▸ **Given instruction**
Reproduce all lines of the listing below in which the word "title" occurs.

▸ **Information provided**
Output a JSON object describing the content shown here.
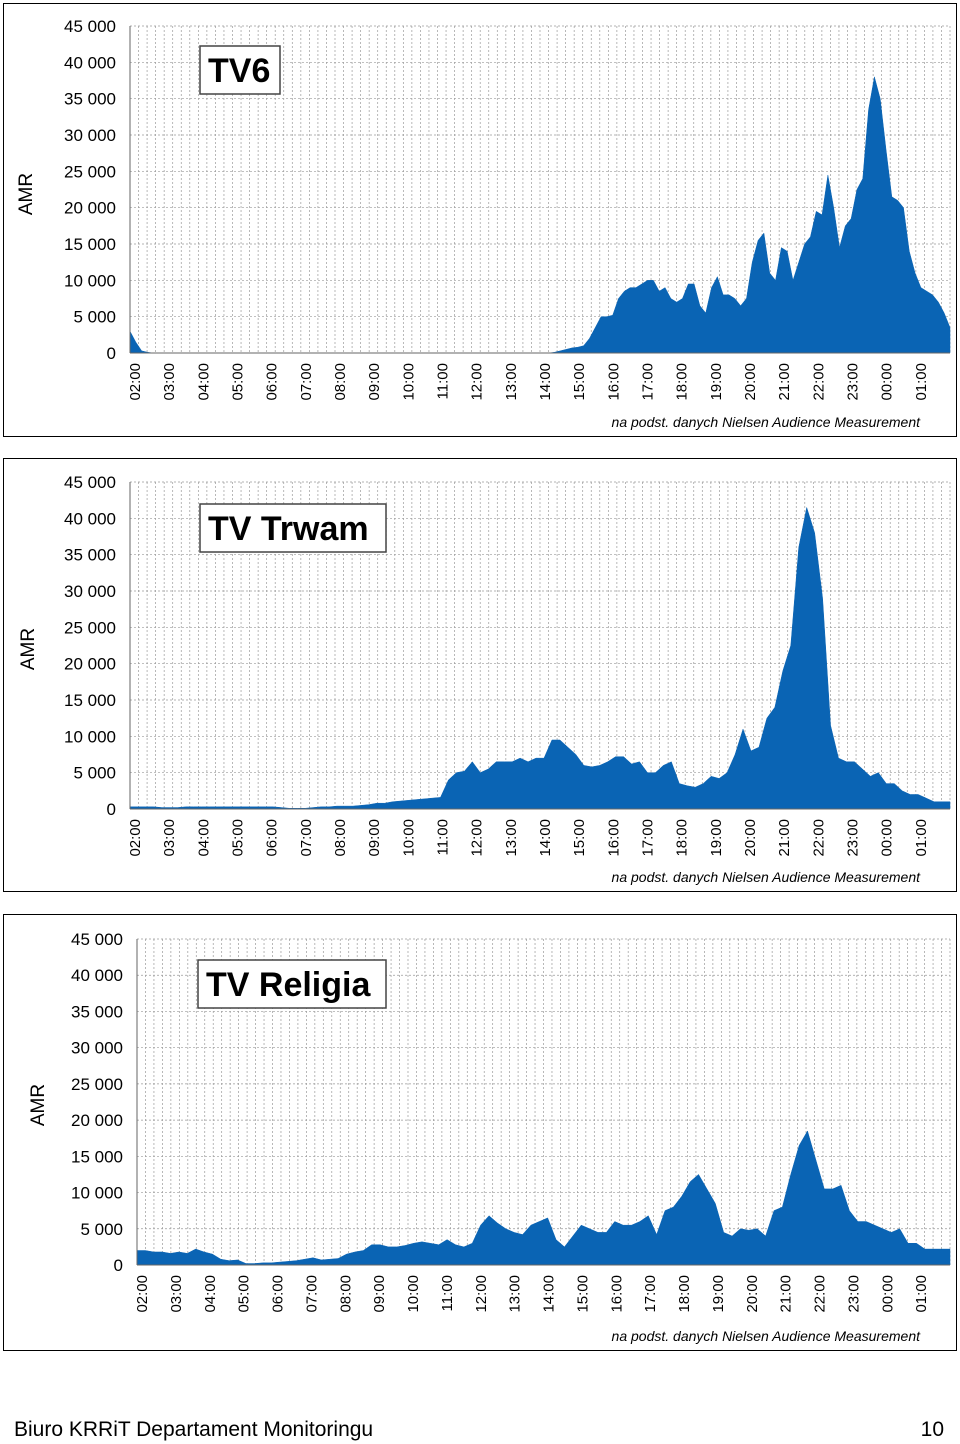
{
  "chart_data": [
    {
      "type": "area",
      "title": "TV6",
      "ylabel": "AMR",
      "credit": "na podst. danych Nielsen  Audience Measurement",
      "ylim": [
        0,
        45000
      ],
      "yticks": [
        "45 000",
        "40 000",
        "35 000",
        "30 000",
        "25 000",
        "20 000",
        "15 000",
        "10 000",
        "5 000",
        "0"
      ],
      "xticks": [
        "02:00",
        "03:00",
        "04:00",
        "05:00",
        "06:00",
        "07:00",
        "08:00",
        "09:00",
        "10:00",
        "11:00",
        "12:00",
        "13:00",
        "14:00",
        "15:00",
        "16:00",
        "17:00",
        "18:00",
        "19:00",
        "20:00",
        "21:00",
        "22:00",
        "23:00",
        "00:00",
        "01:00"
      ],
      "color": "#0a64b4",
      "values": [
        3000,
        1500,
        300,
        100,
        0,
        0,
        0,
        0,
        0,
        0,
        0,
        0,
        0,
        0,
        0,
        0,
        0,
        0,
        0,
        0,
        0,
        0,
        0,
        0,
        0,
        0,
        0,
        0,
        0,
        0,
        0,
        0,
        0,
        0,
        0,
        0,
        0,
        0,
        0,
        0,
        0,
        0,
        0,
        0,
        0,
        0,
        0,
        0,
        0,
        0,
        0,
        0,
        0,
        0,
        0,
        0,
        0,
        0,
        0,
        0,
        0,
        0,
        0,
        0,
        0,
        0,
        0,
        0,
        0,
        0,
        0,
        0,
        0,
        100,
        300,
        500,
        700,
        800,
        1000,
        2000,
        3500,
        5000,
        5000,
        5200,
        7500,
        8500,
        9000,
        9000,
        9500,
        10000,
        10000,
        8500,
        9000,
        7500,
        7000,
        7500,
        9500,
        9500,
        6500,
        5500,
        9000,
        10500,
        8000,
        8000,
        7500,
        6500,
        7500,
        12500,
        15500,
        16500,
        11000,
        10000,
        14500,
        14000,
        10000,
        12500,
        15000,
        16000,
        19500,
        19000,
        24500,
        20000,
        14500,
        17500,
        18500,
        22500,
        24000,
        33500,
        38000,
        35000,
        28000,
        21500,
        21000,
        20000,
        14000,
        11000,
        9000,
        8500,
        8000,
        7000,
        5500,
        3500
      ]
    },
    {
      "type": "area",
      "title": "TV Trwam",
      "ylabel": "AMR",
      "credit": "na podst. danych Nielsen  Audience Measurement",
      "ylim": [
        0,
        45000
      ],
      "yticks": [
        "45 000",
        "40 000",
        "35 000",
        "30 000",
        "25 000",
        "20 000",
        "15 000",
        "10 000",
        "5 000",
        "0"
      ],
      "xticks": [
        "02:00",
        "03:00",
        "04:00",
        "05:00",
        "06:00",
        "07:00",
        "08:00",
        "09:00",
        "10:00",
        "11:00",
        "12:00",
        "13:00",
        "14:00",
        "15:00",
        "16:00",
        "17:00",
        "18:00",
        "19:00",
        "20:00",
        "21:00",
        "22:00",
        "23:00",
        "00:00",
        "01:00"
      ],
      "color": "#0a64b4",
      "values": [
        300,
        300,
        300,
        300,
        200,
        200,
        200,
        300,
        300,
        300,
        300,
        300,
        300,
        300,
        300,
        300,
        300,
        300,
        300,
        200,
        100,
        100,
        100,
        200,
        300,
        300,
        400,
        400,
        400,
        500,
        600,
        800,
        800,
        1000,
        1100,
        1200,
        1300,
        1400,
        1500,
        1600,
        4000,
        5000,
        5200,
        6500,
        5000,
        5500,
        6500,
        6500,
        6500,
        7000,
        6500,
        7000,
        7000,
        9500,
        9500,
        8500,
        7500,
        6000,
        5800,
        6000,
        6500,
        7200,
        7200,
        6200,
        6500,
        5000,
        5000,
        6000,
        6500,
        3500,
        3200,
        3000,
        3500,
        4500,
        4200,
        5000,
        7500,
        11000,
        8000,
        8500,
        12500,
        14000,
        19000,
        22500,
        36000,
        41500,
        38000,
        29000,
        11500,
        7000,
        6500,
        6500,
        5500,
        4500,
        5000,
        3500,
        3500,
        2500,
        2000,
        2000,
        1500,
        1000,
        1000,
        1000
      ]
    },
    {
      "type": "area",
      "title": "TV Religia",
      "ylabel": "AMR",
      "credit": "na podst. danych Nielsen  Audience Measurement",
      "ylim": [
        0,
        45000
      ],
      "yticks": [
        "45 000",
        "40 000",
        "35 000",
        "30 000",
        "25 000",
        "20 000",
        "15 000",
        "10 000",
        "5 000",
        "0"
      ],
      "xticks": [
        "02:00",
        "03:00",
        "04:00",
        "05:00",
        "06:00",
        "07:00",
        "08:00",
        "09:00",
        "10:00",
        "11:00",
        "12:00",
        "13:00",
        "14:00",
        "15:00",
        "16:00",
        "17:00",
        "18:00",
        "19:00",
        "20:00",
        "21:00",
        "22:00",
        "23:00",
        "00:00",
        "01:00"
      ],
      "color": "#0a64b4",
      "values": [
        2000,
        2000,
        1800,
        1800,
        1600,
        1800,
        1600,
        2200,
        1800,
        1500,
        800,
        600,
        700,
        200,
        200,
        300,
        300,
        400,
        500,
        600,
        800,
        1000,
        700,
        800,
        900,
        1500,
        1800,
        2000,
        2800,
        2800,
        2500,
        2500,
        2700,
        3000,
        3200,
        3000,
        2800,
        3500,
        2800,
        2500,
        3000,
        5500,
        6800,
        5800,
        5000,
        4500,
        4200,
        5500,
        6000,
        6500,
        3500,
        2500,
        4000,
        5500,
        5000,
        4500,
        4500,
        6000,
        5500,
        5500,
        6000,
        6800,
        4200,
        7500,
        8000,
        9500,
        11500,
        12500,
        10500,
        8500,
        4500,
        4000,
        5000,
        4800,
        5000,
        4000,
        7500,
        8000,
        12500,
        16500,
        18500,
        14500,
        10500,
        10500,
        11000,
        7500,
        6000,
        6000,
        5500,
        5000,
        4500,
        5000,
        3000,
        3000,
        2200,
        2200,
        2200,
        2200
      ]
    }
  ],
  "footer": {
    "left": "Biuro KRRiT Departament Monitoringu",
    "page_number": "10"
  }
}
--
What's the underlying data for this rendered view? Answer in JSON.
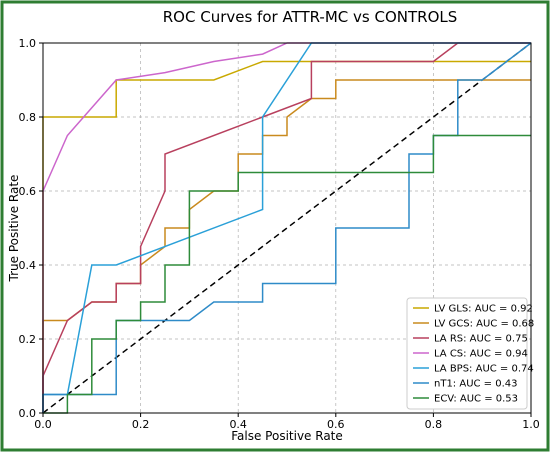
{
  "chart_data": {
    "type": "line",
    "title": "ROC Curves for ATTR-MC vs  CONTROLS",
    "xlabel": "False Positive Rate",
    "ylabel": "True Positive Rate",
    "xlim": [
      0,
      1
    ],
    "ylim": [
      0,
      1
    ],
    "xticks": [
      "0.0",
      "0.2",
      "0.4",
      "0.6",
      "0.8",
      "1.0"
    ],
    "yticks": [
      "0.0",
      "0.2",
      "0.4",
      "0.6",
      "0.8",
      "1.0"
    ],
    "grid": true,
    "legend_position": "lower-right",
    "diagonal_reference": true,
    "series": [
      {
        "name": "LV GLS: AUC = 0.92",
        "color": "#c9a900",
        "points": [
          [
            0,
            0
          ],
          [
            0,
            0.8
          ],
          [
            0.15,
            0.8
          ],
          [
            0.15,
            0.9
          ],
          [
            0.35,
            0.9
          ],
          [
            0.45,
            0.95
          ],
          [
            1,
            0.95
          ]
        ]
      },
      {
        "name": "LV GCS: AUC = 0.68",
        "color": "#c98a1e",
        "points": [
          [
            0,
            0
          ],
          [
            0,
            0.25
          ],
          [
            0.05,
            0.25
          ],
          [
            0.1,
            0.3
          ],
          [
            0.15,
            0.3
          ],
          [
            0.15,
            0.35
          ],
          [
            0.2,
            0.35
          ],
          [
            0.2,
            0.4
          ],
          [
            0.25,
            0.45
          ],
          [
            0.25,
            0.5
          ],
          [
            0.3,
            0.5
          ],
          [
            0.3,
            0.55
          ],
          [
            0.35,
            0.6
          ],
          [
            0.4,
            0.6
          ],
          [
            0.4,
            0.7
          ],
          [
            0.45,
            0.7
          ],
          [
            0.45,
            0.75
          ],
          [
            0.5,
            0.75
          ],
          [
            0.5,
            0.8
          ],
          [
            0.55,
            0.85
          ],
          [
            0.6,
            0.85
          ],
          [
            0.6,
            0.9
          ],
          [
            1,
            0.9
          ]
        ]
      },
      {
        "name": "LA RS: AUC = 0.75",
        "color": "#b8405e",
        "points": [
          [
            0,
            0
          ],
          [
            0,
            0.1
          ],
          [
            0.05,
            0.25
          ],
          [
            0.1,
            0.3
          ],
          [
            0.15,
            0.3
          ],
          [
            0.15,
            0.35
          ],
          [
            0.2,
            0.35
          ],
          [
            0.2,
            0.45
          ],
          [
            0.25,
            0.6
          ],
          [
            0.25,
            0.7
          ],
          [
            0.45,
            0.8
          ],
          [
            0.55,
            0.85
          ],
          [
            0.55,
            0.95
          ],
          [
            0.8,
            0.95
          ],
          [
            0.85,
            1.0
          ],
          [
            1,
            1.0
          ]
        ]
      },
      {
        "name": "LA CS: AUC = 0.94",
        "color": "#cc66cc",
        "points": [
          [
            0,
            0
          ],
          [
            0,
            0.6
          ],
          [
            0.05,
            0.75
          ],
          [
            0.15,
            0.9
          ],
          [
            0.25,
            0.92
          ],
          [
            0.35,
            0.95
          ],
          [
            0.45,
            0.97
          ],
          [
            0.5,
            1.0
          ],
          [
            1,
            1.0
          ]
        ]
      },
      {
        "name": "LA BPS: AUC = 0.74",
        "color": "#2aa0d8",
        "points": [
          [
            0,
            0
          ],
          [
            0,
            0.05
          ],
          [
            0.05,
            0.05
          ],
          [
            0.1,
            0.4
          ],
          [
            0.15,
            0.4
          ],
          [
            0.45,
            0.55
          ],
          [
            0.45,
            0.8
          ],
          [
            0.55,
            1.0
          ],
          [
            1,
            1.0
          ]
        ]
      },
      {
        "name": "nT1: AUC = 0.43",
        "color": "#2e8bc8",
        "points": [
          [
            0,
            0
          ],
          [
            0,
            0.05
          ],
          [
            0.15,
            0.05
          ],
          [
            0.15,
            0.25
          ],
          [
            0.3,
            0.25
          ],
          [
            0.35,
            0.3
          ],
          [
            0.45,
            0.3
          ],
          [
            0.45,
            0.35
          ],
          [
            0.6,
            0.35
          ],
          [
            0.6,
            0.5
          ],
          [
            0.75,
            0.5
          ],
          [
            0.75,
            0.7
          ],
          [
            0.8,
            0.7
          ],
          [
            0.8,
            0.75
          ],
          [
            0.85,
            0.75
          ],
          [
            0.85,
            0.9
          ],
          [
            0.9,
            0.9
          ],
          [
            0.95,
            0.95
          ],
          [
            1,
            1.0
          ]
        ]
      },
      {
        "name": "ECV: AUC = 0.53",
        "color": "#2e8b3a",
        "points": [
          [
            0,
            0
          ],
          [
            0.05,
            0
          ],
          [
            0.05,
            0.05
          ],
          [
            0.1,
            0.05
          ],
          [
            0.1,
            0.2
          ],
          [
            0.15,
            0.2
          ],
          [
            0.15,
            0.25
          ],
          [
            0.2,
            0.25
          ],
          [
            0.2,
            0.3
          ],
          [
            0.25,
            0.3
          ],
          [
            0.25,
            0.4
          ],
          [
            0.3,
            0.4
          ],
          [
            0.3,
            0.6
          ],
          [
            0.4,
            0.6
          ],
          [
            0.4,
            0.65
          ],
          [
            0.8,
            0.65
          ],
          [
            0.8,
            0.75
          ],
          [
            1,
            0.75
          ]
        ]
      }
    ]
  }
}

▸ **Solution to this task**
      "title": "TV6",
      "title": "TV Trwam",
      "title": "TV Religia",
    "title": "ROC Curves for ATTR-MC vs  CONTROLS",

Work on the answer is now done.